**** Stored rows ****

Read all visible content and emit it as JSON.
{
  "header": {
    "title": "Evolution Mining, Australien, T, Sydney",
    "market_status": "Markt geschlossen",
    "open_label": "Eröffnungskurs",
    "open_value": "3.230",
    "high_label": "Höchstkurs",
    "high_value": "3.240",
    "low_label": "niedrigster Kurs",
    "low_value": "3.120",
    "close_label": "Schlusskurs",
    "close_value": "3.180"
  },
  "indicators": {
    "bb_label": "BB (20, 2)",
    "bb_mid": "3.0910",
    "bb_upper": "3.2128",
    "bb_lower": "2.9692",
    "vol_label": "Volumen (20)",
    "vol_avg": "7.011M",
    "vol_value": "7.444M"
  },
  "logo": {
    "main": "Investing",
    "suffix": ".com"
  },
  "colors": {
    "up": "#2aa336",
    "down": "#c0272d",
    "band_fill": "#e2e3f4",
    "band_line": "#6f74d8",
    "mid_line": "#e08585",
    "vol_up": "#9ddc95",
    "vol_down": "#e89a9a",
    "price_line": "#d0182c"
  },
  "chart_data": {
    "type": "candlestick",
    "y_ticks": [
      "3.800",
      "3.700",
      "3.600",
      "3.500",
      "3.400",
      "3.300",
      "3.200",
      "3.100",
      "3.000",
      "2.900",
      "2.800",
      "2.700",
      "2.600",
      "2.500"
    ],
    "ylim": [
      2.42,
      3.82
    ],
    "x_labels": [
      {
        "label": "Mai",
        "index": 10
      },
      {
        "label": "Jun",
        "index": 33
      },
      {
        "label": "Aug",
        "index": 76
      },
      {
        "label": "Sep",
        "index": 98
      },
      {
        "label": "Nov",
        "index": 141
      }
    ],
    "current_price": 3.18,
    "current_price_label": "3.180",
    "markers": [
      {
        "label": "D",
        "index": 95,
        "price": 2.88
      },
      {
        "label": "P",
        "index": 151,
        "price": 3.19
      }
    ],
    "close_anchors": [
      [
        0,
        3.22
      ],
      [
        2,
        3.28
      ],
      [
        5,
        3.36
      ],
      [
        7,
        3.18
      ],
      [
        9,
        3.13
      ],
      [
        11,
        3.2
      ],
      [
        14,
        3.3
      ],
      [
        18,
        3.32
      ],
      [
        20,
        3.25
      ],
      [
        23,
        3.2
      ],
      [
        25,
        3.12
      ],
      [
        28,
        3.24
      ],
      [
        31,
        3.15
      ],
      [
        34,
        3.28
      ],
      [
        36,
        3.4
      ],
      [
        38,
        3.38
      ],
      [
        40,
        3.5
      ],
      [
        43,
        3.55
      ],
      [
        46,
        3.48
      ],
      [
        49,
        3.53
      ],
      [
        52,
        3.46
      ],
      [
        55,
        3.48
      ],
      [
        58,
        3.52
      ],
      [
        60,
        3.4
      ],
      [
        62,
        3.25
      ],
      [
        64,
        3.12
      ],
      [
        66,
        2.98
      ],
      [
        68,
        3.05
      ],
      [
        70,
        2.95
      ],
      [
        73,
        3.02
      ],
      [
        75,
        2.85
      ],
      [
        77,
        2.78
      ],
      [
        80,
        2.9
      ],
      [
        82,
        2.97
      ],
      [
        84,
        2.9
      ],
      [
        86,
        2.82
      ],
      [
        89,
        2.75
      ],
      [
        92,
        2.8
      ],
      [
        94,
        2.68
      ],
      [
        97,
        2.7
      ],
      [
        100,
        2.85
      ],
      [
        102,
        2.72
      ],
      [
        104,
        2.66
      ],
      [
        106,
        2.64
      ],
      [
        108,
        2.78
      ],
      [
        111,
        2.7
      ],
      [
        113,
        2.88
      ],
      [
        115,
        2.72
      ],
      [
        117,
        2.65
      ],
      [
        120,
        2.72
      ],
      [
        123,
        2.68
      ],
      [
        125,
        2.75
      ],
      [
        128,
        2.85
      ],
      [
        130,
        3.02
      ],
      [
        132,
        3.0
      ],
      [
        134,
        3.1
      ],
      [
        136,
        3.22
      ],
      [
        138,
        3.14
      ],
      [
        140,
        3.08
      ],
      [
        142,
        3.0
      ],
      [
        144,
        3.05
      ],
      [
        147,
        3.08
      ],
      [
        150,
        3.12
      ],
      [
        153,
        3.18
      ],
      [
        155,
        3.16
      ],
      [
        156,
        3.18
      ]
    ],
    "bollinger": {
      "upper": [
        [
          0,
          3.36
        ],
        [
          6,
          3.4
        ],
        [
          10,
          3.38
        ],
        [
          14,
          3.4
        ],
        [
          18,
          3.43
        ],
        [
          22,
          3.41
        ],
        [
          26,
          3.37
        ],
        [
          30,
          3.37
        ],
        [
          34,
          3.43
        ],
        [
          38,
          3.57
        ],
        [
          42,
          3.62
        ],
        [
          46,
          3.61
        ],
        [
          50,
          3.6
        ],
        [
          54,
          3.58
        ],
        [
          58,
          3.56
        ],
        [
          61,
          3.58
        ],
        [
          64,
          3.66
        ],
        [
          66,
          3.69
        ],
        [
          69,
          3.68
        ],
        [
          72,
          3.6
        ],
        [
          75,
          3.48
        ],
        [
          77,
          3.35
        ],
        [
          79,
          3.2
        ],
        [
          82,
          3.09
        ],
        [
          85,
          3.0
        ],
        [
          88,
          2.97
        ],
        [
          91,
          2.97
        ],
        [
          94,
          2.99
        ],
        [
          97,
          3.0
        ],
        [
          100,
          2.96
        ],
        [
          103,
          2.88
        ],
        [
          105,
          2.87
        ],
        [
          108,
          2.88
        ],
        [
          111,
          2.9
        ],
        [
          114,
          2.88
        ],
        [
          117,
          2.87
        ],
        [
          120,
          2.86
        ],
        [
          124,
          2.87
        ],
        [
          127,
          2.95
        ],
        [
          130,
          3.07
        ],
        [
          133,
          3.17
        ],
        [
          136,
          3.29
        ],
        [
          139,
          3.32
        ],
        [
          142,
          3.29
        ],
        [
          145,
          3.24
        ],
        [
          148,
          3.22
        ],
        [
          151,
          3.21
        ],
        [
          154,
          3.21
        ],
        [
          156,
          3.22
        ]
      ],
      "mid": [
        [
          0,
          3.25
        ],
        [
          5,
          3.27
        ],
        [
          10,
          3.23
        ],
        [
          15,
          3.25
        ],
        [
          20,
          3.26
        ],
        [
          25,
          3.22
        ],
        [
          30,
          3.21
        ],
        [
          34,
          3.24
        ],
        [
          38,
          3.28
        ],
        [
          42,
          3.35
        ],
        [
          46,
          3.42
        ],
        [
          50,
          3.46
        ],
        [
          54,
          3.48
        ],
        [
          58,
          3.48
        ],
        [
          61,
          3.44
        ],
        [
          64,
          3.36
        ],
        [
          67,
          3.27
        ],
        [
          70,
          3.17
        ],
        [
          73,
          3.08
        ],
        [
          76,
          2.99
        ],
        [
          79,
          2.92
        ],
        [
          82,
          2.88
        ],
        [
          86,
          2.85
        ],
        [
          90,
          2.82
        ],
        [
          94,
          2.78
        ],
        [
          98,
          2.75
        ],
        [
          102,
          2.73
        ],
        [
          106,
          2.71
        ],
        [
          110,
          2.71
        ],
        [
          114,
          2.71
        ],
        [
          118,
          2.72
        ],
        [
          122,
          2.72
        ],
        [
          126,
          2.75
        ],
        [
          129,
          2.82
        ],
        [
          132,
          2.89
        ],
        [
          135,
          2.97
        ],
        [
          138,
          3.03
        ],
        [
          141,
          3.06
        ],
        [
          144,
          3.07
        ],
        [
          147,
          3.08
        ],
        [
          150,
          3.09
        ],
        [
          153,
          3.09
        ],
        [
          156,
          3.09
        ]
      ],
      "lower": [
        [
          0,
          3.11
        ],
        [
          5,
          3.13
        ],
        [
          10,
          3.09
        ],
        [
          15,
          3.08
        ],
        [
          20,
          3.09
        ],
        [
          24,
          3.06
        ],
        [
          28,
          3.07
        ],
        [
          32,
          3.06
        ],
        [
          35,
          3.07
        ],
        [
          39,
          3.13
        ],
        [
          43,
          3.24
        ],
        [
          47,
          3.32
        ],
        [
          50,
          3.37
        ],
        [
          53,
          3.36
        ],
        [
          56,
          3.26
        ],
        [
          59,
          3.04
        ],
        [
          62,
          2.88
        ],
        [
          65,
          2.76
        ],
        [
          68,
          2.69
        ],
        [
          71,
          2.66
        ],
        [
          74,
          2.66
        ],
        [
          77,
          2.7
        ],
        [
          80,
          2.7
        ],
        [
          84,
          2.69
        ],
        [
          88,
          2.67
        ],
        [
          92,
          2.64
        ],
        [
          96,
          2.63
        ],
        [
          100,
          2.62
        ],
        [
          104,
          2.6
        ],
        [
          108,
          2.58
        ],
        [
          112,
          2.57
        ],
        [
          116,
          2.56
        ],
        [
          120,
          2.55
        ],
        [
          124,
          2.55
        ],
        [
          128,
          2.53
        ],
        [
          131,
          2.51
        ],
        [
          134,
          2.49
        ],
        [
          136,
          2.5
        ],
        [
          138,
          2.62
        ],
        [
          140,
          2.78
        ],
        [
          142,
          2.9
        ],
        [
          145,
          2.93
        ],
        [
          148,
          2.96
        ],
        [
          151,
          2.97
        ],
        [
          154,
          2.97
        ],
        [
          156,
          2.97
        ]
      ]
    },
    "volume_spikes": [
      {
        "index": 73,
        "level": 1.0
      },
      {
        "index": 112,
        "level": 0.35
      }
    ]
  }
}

****

§ **Aim of the task**: In the entries above, find each line with the word "index" and show it.

§ **Right answer**:
        "index": 10
        "index": 33
        "index": 76
        "index": 98
        "index": 141
        "index": 95,
        "index": 151,
        "index": 73,
        "index": 112,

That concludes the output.